▶ YOUR OBJECTIVE: Find each line with "watermark" and copy it.

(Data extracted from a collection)
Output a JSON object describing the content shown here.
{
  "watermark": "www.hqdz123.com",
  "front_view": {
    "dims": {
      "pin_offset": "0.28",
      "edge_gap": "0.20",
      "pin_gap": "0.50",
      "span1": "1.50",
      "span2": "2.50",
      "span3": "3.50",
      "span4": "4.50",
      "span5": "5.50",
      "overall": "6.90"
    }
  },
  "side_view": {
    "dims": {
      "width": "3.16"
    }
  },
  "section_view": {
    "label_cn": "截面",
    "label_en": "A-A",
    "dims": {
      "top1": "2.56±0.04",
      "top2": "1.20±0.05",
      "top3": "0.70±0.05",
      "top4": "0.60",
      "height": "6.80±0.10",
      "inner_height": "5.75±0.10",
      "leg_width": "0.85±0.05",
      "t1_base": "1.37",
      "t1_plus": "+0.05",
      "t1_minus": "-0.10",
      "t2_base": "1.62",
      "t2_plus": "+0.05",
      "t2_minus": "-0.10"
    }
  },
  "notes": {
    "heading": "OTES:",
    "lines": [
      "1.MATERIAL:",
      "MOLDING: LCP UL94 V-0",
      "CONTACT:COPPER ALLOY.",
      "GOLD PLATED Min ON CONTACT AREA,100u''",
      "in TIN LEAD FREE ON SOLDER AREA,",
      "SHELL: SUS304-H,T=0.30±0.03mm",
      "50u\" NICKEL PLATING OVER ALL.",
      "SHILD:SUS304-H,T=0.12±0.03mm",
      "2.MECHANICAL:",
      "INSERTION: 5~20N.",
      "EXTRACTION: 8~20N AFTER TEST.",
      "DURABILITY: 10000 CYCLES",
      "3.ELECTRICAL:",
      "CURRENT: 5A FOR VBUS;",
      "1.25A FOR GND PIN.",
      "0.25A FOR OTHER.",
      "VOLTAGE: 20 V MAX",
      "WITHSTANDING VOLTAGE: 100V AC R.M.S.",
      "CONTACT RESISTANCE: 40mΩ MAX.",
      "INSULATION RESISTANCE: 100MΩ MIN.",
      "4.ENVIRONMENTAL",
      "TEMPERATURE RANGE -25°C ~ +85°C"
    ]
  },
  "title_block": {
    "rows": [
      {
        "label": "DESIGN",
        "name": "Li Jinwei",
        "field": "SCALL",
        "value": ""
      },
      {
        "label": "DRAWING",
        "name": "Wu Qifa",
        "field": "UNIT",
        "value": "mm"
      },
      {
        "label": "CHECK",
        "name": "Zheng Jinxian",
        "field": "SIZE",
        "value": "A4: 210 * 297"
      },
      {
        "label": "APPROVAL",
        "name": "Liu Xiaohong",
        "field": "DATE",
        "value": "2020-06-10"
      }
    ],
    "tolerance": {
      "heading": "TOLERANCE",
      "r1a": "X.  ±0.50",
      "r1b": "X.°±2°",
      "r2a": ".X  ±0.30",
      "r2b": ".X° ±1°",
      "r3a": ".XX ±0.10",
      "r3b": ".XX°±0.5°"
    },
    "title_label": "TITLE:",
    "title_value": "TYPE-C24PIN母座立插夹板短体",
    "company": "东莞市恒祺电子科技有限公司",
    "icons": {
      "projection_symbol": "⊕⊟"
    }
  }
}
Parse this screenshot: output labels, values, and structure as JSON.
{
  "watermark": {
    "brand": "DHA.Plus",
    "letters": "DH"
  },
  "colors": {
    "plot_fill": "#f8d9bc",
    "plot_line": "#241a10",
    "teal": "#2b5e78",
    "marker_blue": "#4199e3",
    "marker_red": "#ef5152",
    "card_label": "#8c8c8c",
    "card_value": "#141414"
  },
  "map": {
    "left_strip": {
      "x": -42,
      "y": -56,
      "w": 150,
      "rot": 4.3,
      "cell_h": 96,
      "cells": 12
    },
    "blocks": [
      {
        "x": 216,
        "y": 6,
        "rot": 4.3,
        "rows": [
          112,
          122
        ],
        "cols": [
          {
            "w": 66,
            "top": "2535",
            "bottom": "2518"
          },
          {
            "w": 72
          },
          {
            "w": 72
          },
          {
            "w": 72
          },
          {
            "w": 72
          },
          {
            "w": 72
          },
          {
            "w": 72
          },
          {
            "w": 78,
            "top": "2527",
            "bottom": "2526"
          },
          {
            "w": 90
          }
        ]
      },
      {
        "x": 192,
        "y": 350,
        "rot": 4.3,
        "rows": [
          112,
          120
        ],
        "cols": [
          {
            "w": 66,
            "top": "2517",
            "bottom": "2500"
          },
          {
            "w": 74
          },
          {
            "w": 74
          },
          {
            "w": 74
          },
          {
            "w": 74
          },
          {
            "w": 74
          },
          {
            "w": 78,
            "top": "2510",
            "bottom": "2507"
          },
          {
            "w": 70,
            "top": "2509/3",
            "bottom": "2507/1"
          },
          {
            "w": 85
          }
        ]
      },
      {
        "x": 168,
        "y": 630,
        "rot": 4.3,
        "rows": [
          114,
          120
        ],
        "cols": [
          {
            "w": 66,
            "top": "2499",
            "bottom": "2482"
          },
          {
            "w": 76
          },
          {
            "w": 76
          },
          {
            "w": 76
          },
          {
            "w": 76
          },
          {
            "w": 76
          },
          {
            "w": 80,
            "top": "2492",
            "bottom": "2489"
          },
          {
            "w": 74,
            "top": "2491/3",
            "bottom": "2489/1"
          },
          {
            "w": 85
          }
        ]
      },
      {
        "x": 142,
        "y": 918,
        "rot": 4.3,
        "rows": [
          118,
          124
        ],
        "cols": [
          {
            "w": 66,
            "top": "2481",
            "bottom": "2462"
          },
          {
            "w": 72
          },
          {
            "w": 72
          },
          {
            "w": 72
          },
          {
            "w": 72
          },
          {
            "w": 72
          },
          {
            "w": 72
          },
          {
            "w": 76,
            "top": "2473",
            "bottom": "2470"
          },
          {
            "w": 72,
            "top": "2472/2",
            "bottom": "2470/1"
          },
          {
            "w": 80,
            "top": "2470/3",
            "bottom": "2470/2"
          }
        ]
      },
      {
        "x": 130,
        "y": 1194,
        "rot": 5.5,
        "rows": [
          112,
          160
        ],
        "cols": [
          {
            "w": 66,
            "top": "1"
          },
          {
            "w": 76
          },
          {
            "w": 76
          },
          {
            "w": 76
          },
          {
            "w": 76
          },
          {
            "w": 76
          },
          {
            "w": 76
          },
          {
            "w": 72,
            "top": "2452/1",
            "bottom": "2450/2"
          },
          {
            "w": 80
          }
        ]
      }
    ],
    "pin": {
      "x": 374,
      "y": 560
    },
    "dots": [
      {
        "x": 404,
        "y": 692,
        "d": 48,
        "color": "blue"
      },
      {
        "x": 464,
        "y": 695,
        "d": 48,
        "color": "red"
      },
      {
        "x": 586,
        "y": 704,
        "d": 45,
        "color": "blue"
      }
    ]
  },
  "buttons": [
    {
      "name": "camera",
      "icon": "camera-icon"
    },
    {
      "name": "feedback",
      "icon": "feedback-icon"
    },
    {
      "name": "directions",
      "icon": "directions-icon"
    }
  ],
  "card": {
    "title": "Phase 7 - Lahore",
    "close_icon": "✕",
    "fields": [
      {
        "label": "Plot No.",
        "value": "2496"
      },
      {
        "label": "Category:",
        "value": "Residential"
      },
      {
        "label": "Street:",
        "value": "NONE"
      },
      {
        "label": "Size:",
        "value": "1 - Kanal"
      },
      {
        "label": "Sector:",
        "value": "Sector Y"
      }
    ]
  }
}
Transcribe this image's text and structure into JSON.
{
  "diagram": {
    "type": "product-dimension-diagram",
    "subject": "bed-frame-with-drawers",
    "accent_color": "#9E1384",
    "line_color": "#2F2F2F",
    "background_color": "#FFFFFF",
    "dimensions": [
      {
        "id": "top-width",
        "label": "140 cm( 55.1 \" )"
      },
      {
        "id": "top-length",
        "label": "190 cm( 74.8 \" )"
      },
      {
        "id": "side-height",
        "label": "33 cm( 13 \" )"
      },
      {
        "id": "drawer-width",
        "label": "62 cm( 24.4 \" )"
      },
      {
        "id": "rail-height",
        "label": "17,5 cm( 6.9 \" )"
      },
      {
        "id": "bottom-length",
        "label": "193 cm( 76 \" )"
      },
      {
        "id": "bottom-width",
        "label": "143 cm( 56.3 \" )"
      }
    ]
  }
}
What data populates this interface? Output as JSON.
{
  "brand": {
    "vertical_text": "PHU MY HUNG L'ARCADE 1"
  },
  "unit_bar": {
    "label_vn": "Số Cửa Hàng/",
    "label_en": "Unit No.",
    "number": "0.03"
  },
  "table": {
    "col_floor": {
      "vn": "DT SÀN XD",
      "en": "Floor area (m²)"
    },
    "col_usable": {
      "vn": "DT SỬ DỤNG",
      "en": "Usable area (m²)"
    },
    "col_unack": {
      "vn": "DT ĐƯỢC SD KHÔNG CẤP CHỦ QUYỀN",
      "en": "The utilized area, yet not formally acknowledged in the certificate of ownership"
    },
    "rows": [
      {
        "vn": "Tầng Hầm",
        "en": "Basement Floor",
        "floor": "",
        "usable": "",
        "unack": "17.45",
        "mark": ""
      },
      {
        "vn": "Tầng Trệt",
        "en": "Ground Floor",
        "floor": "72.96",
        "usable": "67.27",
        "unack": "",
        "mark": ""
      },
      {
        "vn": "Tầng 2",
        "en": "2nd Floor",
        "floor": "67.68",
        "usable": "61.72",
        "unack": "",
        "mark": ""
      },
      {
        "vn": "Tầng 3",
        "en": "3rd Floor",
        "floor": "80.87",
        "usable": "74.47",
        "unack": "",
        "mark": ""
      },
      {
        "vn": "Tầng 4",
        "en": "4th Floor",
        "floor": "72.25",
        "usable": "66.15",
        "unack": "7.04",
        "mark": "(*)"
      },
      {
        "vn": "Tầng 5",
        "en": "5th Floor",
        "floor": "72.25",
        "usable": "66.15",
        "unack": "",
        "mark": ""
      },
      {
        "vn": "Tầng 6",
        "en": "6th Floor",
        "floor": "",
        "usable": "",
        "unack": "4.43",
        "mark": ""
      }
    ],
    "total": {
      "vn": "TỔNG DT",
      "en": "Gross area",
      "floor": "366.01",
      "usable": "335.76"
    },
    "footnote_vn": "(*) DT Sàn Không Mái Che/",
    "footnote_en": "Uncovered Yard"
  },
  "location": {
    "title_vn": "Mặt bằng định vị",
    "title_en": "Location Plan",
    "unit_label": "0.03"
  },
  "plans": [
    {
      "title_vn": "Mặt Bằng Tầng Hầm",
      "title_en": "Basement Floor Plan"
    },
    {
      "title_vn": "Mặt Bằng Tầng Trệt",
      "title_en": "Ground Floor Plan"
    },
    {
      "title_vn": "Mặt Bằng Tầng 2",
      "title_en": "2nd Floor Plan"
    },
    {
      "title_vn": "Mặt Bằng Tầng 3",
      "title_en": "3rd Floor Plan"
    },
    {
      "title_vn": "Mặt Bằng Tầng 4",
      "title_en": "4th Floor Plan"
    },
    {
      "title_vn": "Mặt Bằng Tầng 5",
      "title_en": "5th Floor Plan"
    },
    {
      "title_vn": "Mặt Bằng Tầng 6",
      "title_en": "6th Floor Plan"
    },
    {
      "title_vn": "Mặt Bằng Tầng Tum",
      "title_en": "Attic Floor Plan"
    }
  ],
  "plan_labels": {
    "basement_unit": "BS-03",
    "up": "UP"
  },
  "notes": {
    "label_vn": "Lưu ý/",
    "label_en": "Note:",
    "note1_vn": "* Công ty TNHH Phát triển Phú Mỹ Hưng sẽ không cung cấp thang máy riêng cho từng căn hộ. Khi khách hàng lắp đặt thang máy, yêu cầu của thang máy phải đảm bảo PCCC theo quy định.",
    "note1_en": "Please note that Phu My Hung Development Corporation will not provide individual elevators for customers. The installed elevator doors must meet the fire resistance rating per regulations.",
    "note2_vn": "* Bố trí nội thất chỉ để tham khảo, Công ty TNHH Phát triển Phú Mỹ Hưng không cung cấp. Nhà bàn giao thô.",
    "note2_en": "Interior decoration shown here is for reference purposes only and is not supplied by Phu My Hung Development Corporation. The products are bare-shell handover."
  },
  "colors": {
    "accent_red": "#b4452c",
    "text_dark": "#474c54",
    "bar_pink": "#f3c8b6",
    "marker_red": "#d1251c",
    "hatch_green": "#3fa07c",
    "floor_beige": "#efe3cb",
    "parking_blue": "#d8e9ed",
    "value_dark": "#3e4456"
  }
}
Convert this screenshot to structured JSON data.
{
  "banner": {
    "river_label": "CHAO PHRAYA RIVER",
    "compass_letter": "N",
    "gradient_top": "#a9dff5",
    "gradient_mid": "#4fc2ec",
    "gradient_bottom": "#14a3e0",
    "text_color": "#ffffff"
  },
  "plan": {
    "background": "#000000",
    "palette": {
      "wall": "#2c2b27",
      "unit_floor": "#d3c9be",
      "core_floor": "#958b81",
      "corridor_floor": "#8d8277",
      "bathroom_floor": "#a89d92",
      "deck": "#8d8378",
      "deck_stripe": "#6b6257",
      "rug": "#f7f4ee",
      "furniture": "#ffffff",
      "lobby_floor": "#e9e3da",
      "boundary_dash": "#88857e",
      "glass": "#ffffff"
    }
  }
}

▶ ANSWER:
  "watermark": "www.hqdz123.com",
  "watermark": {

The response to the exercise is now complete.